• TASK DATA
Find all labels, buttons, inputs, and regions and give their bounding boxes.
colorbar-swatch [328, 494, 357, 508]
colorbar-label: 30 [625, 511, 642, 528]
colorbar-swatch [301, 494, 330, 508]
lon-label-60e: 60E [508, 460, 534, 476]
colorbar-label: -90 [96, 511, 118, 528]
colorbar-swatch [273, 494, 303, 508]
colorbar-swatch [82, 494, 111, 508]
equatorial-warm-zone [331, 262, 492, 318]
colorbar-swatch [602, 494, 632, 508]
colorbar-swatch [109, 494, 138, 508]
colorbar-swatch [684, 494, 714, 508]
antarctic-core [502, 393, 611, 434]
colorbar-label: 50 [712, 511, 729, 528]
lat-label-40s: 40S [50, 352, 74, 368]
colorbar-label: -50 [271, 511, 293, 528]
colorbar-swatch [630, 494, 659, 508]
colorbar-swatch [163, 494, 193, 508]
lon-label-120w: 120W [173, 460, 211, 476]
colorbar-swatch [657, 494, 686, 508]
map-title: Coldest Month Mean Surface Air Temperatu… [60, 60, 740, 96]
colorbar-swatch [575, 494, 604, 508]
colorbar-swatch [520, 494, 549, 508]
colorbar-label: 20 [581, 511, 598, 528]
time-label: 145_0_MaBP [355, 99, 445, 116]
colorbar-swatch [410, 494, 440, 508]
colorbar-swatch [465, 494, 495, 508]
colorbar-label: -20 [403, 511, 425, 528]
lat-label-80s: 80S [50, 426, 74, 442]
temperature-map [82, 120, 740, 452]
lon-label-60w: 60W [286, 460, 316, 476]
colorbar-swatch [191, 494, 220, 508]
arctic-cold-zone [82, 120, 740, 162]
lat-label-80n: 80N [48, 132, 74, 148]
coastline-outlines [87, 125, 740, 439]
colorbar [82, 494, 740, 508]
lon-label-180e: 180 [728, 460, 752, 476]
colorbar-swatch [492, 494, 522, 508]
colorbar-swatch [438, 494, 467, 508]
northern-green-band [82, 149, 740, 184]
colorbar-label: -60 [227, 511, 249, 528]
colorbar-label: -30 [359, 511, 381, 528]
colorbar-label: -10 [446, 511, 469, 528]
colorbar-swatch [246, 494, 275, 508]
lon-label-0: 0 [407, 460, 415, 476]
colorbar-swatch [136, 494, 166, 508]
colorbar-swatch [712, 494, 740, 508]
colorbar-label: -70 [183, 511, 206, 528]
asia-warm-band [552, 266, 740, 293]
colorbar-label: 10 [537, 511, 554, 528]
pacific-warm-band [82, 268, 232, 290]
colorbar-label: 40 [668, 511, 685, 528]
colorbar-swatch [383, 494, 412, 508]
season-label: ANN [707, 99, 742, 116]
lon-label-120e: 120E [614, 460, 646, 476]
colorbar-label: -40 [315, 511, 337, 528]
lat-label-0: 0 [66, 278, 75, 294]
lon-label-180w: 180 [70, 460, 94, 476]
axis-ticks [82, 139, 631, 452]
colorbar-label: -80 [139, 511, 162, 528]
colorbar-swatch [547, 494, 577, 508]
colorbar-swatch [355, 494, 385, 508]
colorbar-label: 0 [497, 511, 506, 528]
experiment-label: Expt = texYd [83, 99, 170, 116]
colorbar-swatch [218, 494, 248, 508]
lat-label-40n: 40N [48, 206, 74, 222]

• EXERCISE BRIEF
Reproduce all of the rows above verbatim, in their original order, from the first line through the last, without changing any character.

• RESULT OF THE TASK
Find all labels, buttons, inputs, and regions and give their bounding boxes.
colorbar-swatch [328, 494, 357, 508]
colorbar-label: 30 [625, 511, 642, 528]
colorbar-swatch [301, 494, 330, 508]
lon-label-60e: 60E [508, 460, 534, 476]
colorbar-label: -90 [96, 511, 118, 528]
colorbar-swatch [273, 494, 303, 508]
colorbar-swatch [82, 494, 111, 508]
equatorial-warm-zone [331, 262, 492, 318]
colorbar-swatch [602, 494, 632, 508]
colorbar-swatch [109, 494, 138, 508]
colorbar-swatch [684, 494, 714, 508]
antarctic-core [502, 393, 611, 434]
colorbar-label: 50 [712, 511, 729, 528]
lat-label-40s: 40S [50, 352, 74, 368]
colorbar-label: -50 [271, 511, 293, 528]
colorbar-swatch [630, 494, 659, 508]
colorbar-swatch [163, 494, 193, 508]
lon-label-120w: 120W [173, 460, 211, 476]
colorbar-swatch [657, 494, 686, 508]
map-title: Coldest Month Mean Surface Air Temperatu… [60, 60, 740, 96]
colorbar-swatch [575, 494, 604, 508]
colorbar-swatch [520, 494, 549, 508]
colorbar-label: 20 [581, 511, 598, 528]
time-label: 145_0_MaBP [355, 99, 445, 116]
colorbar-swatch [410, 494, 440, 508]
colorbar-swatch [465, 494, 495, 508]
colorbar-label: -20 [403, 511, 425, 528]
lat-label-80s: 80S [50, 426, 74, 442]
temperature-map [82, 120, 740, 452]
lon-label-60w: 60W [286, 460, 316, 476]
colorbar-swatch [191, 494, 220, 508]
arctic-cold-zone [82, 120, 740, 162]
lat-label-80n: 80N [48, 132, 74, 148]
coastline-outlines [87, 125, 740, 439]
colorbar [82, 494, 740, 508]
lon-label-180e: 180 [728, 460, 752, 476]
colorbar-swatch [492, 494, 522, 508]
colorbar-swatch [438, 494, 467, 508]
northern-green-band [82, 149, 740, 184]
colorbar-label: -60 [227, 511, 249, 528]
colorbar-label: -30 [359, 511, 381, 528]
colorbar-label: -10 [446, 511, 469, 528]
colorbar-swatch [246, 494, 275, 508]
lon-label-0: 0 [407, 460, 415, 476]
colorbar-swatch [136, 494, 166, 508]
colorbar-swatch [712, 494, 740, 508]
colorbar-label: -70 [183, 511, 206, 528]
asia-warm-band [552, 266, 740, 293]
colorbar-label: 10 [537, 511, 554, 528]
pacific-warm-band [82, 268, 232, 290]
colorbar-label: 40 [668, 511, 685, 528]
colorbar-swatch [383, 494, 412, 508]
season-label: ANN [707, 99, 742, 116]
lon-label-120e: 120E [614, 460, 646, 476]
colorbar-label: -40 [315, 511, 337, 528]
lat-label-0: 0 [66, 278, 75, 294]
lon-label-180w: 180 [70, 460, 94, 476]
axis-ticks [82, 139, 631, 452]
colorbar-label: -80 [139, 511, 162, 528]
colorbar-swatch [547, 494, 577, 508]
colorbar-swatch [355, 494, 385, 508]
colorbar-label: 0 [497, 511, 506, 528]
experiment-label: Expt = texYd [83, 99, 170, 116]
colorbar-swatch [218, 494, 248, 508]
lat-label-40n: 40N [48, 206, 74, 222]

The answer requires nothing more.